Which lines hold the word "from"? Copy each of them.

┄┄┄┄┄┄

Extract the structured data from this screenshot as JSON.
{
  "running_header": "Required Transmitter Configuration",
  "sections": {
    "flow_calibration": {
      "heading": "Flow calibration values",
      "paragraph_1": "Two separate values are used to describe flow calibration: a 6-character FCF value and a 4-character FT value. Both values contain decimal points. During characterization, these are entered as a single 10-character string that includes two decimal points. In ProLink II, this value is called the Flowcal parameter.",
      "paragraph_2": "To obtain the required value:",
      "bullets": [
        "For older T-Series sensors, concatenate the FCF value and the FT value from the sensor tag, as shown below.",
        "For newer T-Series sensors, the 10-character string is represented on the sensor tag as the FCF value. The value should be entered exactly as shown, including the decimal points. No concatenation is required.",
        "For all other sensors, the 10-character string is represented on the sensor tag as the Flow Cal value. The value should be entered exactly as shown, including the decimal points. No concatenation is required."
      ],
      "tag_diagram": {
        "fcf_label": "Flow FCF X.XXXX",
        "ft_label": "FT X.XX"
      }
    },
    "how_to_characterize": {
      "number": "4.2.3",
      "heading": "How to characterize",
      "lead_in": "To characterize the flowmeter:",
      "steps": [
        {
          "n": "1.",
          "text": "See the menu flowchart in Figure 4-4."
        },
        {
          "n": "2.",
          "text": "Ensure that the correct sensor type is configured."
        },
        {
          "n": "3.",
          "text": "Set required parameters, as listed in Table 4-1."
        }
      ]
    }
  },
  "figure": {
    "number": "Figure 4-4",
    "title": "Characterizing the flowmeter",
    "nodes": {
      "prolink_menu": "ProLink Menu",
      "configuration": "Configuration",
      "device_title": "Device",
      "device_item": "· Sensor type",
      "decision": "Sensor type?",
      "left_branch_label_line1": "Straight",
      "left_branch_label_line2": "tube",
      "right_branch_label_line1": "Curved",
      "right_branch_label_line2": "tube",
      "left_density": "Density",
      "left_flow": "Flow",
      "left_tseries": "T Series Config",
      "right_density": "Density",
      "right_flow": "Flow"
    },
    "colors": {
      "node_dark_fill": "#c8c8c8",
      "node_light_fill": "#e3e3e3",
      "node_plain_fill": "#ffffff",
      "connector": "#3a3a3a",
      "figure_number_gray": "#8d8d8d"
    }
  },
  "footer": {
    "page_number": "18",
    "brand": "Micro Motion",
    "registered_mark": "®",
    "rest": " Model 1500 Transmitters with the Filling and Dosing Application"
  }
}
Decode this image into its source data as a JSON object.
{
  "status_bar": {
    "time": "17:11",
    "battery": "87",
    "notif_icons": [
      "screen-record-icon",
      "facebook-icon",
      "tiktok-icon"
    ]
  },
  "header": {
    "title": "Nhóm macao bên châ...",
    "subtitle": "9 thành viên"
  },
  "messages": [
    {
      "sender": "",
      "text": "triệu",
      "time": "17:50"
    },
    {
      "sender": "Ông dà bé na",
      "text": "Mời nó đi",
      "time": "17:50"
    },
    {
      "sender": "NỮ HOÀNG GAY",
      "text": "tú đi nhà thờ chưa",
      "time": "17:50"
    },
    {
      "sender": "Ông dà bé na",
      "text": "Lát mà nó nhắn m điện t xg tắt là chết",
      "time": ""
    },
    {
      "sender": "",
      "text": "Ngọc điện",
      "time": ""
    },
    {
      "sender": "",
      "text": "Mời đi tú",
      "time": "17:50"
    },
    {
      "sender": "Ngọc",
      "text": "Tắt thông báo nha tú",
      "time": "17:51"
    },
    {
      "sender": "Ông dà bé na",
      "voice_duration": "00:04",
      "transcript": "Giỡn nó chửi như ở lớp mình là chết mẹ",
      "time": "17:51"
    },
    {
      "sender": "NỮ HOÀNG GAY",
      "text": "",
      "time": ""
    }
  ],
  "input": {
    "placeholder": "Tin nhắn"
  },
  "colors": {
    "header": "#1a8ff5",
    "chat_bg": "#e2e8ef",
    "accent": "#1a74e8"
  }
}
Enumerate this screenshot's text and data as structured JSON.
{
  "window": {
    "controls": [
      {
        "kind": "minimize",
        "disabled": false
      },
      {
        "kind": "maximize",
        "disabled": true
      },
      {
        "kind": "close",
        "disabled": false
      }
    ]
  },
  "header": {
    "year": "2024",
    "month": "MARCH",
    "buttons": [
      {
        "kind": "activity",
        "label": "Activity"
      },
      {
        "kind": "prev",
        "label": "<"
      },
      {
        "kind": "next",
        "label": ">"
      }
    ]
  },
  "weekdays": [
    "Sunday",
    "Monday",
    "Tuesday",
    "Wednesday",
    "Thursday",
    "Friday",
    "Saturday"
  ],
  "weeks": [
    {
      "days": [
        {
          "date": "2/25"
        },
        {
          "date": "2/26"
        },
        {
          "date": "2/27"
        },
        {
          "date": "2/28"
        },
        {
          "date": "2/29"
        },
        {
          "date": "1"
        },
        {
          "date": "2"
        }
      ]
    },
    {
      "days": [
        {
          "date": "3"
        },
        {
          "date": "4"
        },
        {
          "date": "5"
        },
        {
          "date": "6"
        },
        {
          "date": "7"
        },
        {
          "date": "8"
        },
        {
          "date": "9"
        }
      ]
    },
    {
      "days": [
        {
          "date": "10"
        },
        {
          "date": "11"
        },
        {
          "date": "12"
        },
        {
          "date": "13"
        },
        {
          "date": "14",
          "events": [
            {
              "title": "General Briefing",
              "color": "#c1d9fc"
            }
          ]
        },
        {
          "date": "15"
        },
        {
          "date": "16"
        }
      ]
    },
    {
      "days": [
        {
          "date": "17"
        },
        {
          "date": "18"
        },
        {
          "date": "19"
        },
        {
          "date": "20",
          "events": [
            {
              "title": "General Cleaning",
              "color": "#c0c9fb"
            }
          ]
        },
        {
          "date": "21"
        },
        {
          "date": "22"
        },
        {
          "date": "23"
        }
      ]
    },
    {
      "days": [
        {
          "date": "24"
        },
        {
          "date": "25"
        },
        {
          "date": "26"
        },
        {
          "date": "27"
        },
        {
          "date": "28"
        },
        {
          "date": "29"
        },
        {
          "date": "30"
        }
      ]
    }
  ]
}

┄┄┄┄┄┄

REPLY TO THE EXERCISE:
Extract the structured data from this screenshot as JSON.
        "For older T-Series sensors, concatenate the FCF value and the FT value from the sensor tag, as shown below.",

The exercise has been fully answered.